--- begin Extracted information ---

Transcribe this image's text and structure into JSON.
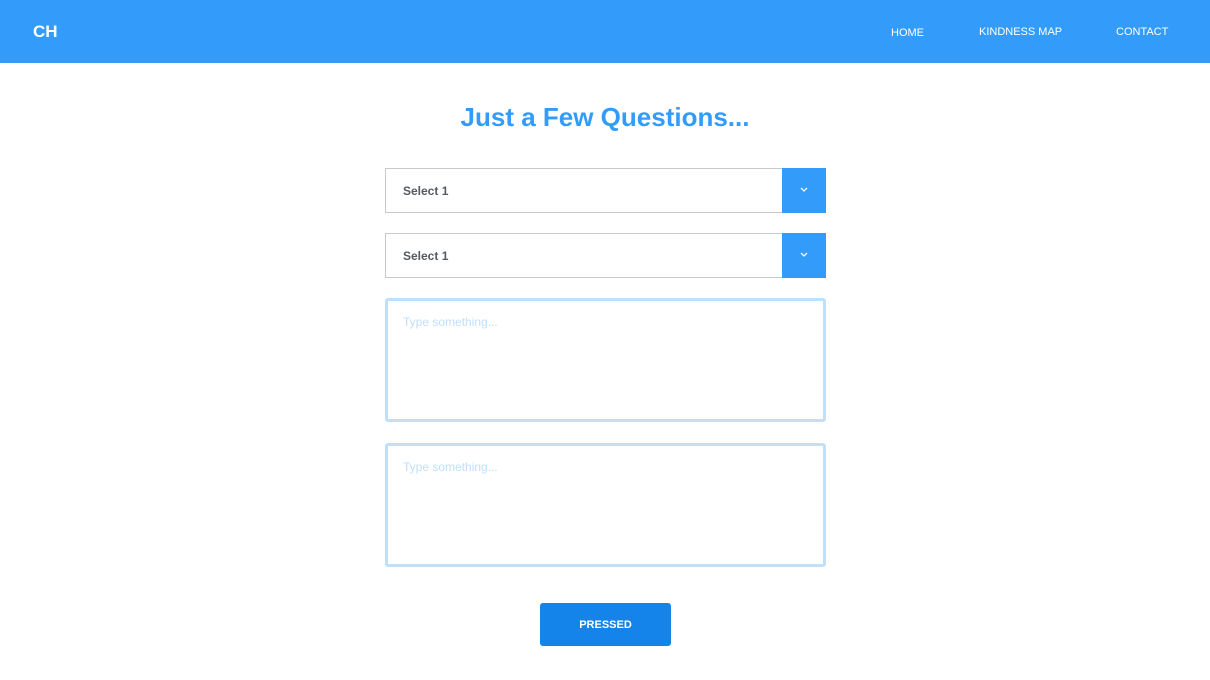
{
  "navbar": {
    "brand": "CH",
    "links": [
      {
        "label": "HOME"
      },
      {
        "label": "KINDNESS MAP"
      },
      {
        "label": "CONTACT"
      }
    ],
    "background_color": "#339cfb"
  },
  "main": {
    "title": "Just a Few Questions...",
    "selects": [
      {
        "value": "Select 1",
        "arrow_icon": "chevron-down-icon"
      },
      {
        "value": "Select 1",
        "arrow_icon": "chevron-down-icon"
      }
    ],
    "textareas": [
      {
        "placeholder": "Type something...",
        "value": ""
      },
      {
        "placeholder": "Type something...",
        "value": ""
      }
    ],
    "submit_label": "PRESSED"
  },
  "colors": {
    "accent": "#339cfb",
    "button": "#1584ea",
    "textarea_border": "#bfe0fb"
  }
}
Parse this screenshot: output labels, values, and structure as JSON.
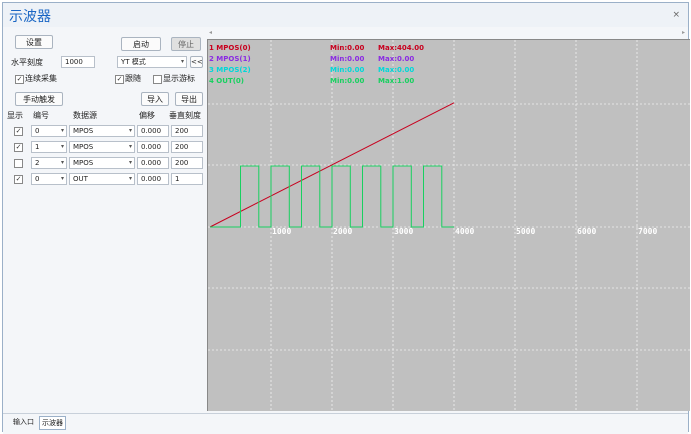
{
  "window": {
    "title": "示波器"
  },
  "toolbar": {
    "settings_label": "设置",
    "start_label": "启动",
    "stop_label": "停止",
    "h_scale_label": "水平刻度",
    "h_scale_value": "1000",
    "mode_value": "YT 模式",
    "collapse_label": "<<",
    "continuous_label": "连续采集",
    "follow_label": "跟随",
    "show_cursor_label": "显示游标",
    "manual_trigger_label": "手动触发",
    "import_label": "导入",
    "export_label": "导出"
  },
  "channel_table": {
    "headers": {
      "show": "显示",
      "index": "编号",
      "source": "数据源",
      "offset": "偏移",
      "vscale": "垂直刻度"
    },
    "rows": [
      {
        "checked": true,
        "index": "0",
        "source": "MPOS",
        "offset": "0.000",
        "vscale": "200"
      },
      {
        "checked": true,
        "index": "1",
        "source": "MPOS",
        "offset": "0.000",
        "vscale": "200"
      },
      {
        "checked": false,
        "index": "2",
        "source": "MPOS",
        "offset": "0.000",
        "vscale": "200"
      },
      {
        "checked": true,
        "index": "0",
        "source": "OUT",
        "offset": "0.000",
        "vscale": "1"
      }
    ]
  },
  "plot": {
    "legend": [
      {
        "name": "1 MPOS(0)",
        "min": "Min:0.00",
        "max": "Max:404.00",
        "color": "#c8001e"
      },
      {
        "name": "2 MPOS(1)",
        "min": "Min:0.00",
        "max": "Max:0.00",
        "color": "#8a2be2"
      },
      {
        "name": "3 MPOS(2)",
        "min": "Min:0.00",
        "max": "Max:0.00",
        "color": "#00d8d8"
      },
      {
        "name": "4 OUT(0)",
        "min": "Min:0.00",
        "max": "Max:1.00",
        "color": "#18d060"
      }
    ],
    "x_ticks": [
      "1000",
      "2000",
      "3000",
      "4000",
      "5000",
      "6000",
      "7000"
    ]
  },
  "chart_data": {
    "type": "line",
    "xlim": [
      0,
      8000
    ],
    "series": [
      {
        "name": "1 MPOS(0)",
        "x": [
          0,
          4000
        ],
        "y": [
          0,
          404
        ],
        "color": "#c8001e"
      },
      {
        "name": "4 OUT(0)",
        "color": "#18d060",
        "x": [
          0,
          500,
          500,
          800,
          800,
          1000,
          1000,
          1300,
          1300,
          1500,
          1500,
          1800,
          1800,
          2000,
          2000,
          2300,
          2300,
          2500,
          2500,
          2800,
          2800,
          3000,
          3000,
          3300,
          3300,
          3500,
          3500,
          3800,
          3800,
          4000
        ],
        "y": [
          0,
          0,
          1,
          1,
          0,
          0,
          1,
          1,
          0,
          0,
          1,
          1,
          0,
          0,
          1,
          1,
          0,
          0,
          1,
          1,
          0,
          0,
          1,
          1,
          0,
          0,
          1,
          1,
          0,
          0
        ]
      }
    ]
  },
  "tabs": [
    "输入口",
    "示波器"
  ]
}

--- end Extracted information ---

Copy out each line of the entries that holds "JSON".

Transcribe this image's text and structure into JSON.
Parse this screenshot: output labels, values, and structure as JSON.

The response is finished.